> **To do**:
Retype, without alteration, each line from the line containing "Transcribe the text in this document." to the final line of the records.

> **Source data**:
====

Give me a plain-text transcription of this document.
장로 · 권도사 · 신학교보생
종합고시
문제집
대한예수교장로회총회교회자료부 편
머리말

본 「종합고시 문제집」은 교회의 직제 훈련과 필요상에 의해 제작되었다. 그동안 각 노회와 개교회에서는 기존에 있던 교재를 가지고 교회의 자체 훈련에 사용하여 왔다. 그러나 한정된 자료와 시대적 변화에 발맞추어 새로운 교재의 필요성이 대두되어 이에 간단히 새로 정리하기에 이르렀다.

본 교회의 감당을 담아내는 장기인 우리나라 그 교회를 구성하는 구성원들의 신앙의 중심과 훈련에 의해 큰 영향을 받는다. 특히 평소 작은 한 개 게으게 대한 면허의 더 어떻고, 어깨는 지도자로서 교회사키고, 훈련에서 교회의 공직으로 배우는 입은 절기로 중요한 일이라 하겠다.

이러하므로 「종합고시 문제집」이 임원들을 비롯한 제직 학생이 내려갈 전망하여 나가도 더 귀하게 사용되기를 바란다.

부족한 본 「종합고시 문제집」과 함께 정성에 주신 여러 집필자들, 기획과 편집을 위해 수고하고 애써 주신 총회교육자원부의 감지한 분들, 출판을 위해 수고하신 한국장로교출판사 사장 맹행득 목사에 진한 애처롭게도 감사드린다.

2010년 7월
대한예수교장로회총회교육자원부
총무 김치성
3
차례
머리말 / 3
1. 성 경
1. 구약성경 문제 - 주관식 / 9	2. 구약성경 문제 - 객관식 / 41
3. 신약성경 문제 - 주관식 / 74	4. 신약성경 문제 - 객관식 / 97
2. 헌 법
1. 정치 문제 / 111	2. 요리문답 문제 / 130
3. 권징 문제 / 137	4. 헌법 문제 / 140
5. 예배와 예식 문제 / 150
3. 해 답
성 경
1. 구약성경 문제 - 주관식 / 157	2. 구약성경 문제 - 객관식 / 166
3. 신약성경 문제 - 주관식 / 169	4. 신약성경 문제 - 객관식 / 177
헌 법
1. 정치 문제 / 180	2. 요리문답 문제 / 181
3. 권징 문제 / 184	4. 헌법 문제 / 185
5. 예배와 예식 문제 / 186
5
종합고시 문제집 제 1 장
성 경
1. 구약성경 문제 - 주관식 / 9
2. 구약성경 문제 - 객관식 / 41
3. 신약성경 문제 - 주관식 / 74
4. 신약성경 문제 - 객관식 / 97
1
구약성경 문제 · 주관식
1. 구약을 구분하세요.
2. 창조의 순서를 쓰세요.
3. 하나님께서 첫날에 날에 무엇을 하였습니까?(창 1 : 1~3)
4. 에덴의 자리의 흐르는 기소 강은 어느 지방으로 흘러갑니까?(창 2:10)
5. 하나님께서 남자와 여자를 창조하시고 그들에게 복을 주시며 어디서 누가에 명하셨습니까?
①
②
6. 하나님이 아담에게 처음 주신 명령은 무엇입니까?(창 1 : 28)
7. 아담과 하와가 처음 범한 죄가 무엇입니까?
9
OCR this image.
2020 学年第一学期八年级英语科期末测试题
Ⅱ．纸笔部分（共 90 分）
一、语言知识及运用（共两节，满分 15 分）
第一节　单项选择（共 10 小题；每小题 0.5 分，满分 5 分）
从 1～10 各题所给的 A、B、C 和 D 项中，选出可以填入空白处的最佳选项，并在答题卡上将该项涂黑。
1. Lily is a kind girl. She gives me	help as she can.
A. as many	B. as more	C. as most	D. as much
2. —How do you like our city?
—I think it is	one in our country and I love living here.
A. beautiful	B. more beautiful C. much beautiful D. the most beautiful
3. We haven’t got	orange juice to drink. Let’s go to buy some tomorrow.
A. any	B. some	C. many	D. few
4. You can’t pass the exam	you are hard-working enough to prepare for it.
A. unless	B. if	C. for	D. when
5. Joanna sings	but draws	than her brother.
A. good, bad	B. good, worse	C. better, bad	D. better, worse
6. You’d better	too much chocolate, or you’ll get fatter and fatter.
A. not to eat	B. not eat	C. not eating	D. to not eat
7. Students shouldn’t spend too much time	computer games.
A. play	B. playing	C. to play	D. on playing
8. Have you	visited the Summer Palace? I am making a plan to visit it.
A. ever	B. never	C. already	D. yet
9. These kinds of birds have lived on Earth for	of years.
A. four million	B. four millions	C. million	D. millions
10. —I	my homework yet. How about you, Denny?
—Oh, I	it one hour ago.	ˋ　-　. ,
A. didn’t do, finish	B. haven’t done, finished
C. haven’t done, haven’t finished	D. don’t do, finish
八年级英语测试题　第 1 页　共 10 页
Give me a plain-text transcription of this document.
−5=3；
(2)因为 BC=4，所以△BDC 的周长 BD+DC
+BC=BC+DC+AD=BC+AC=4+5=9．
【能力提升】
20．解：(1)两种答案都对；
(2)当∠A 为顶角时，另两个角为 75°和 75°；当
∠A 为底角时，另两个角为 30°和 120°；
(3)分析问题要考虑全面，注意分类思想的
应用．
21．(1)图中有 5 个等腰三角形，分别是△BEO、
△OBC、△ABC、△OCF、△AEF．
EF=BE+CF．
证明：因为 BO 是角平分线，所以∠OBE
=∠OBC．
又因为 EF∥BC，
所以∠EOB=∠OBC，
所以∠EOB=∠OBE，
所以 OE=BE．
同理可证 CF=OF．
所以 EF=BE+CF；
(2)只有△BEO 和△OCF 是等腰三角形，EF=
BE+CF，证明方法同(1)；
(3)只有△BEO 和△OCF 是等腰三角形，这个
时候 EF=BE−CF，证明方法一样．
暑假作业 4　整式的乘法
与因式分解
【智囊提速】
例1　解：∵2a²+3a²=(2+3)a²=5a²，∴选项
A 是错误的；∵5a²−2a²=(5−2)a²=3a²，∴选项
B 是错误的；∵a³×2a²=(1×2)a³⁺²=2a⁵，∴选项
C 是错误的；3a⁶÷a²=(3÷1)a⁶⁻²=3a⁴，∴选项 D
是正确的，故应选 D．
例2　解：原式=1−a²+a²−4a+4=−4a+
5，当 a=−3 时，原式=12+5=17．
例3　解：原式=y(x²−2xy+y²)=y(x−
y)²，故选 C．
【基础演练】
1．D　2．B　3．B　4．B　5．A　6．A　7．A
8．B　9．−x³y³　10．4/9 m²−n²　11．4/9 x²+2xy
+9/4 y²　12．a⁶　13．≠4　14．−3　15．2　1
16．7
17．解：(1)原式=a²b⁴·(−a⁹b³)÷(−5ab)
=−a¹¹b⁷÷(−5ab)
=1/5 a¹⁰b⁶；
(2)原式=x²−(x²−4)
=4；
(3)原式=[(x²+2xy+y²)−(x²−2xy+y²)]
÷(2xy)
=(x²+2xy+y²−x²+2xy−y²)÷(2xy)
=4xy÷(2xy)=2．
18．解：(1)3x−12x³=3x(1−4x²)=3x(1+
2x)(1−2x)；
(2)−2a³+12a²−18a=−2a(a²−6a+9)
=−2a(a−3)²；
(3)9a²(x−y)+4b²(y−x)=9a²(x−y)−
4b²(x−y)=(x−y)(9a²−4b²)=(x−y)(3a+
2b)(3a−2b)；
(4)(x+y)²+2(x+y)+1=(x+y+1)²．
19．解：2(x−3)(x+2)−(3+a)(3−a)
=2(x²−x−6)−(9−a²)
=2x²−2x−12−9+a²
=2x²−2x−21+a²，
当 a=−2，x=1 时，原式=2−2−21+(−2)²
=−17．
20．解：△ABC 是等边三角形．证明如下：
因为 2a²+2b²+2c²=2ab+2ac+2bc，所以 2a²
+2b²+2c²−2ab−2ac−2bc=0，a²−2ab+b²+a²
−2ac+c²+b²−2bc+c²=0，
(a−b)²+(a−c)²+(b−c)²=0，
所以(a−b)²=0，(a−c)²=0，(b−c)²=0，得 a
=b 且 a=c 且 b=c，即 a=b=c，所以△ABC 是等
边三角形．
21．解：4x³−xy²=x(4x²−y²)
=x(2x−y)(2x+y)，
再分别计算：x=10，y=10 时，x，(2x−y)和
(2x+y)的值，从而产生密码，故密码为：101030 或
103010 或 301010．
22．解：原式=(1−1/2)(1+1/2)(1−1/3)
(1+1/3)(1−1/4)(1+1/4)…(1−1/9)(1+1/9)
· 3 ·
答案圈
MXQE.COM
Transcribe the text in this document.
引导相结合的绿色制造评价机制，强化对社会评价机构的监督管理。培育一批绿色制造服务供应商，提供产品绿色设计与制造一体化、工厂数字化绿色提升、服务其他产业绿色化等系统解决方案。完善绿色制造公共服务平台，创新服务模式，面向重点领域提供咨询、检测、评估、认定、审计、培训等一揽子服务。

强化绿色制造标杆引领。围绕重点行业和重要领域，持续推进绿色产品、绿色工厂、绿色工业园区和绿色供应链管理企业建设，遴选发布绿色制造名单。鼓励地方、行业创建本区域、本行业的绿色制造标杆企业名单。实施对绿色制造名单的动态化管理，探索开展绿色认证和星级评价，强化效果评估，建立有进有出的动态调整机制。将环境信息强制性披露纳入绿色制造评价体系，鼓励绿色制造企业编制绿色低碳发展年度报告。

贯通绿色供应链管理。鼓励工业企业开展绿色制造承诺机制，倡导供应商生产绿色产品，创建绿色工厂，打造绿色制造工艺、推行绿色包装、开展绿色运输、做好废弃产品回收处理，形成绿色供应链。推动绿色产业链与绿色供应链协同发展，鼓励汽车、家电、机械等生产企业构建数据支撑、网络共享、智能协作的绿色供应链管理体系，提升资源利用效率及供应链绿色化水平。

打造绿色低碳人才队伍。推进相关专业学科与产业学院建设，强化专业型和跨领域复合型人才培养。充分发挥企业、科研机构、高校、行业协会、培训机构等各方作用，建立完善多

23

====

> **Written reply**:
Transcribe the text in this document.
引导相结合的绿色制造评价机制，强化对社会评价机构的监督管理。培育一批绿色制造服务供应商，提供产品绿色设计与制造一体化、工厂数字化绿色提升、服务其他产业绿色化等系统解决方案。完善绿色制造公共服务平台，创新服务模式，面向重点领域提供咨询、检测、评估、认定、审计、培训等一揽子服务。

强化绿色制造标杆引领。围绕重点行业和重要领域，持续推进绿色产品、绿色工厂、绿色工业园区和绿色供应链管理企业建设，遴选发布绿色制造名单。鼓励地方、行业创建本区域、本行业的绿色制造标杆企业名单。实施对绿色制造名单的动态化管理，探索开展绿色认证和星级评价，强化效果评估，建立有进有出的动态调整机制。将环境信息强制性披露纳入绿色制造评价体系，鼓励绿色制造企业编制绿色低碳发展年度报告。

贯通绿色供应链管理。鼓励工业企业开展绿色制造承诺机制，倡导供应商生产绿色产品，创建绿色工厂，打造绿色制造工艺、推行绿色包装、开展绿色运输、做好废弃产品回收处理，形成绿色供应链。推动绿色产业链与绿色供应链协同发展，鼓励汽车、家电、机械等生产企业构建数据支撑、网络共享、智能协作的绿色供应链管理体系，提升资源利用效率及供应链绿色化水平。

打造绿色低碳人才队伍。推进相关专业学科与产业学院建设，强化专业型和跨领域复合型人才培养。充分发挥企业、科研机构、高校、行业协会、培训机构等各方作用，建立完善多

23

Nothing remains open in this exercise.